▶ _Short problem_
Locate the string "Opbouw" throughout the material and copy every line in which it occurs.

[Records from a collection]
----

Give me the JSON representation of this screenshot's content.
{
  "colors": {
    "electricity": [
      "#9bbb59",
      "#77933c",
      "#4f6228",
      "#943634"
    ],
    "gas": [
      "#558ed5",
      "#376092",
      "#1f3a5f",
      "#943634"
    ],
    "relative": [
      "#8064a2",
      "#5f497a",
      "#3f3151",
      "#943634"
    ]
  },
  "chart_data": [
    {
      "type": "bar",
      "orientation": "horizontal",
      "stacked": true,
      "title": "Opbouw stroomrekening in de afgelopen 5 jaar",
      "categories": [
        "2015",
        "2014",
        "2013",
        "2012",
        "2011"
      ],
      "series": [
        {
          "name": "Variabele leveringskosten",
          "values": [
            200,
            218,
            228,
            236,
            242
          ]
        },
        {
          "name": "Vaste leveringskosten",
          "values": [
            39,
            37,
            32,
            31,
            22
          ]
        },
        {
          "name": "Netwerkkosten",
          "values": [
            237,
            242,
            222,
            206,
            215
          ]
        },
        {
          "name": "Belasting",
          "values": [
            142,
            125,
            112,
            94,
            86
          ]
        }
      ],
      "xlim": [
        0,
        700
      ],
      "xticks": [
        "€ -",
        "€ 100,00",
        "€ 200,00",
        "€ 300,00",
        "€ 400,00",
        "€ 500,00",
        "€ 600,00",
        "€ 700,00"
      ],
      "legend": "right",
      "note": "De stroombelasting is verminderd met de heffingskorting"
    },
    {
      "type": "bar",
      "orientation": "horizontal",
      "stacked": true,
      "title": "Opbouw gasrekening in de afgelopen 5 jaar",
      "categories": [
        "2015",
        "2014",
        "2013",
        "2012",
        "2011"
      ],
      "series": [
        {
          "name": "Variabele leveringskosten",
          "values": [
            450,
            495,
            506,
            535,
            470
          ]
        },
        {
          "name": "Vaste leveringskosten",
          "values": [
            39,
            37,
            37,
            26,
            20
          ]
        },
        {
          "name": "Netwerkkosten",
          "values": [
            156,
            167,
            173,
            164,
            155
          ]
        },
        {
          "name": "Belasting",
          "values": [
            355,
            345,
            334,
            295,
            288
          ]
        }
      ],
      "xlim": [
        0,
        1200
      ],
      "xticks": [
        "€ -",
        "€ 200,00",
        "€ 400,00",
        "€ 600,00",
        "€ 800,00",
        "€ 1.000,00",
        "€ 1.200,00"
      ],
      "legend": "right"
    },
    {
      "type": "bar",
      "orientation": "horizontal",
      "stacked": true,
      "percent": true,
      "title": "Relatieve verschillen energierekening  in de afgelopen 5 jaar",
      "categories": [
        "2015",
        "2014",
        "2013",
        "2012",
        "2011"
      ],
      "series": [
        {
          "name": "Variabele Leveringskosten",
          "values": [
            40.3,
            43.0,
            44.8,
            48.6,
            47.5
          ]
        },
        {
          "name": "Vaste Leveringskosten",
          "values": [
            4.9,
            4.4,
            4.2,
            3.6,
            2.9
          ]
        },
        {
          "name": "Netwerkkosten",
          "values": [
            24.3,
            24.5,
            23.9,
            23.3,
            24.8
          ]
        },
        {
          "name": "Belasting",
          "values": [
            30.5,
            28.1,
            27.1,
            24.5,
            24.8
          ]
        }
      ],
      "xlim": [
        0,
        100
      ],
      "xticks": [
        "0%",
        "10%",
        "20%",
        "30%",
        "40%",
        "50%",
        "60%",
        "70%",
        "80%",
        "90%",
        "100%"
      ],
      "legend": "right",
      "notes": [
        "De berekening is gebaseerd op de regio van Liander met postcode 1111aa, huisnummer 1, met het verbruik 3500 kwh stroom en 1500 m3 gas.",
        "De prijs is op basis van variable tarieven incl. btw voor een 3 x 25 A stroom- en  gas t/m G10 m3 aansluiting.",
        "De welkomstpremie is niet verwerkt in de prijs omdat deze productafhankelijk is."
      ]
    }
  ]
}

----

▶ _Answer_
      "title": "Opbouw stroomrekening in de afgelopen 5 jaar",
      "title": "Opbouw gasrekening in de afgelopen 5 jaar",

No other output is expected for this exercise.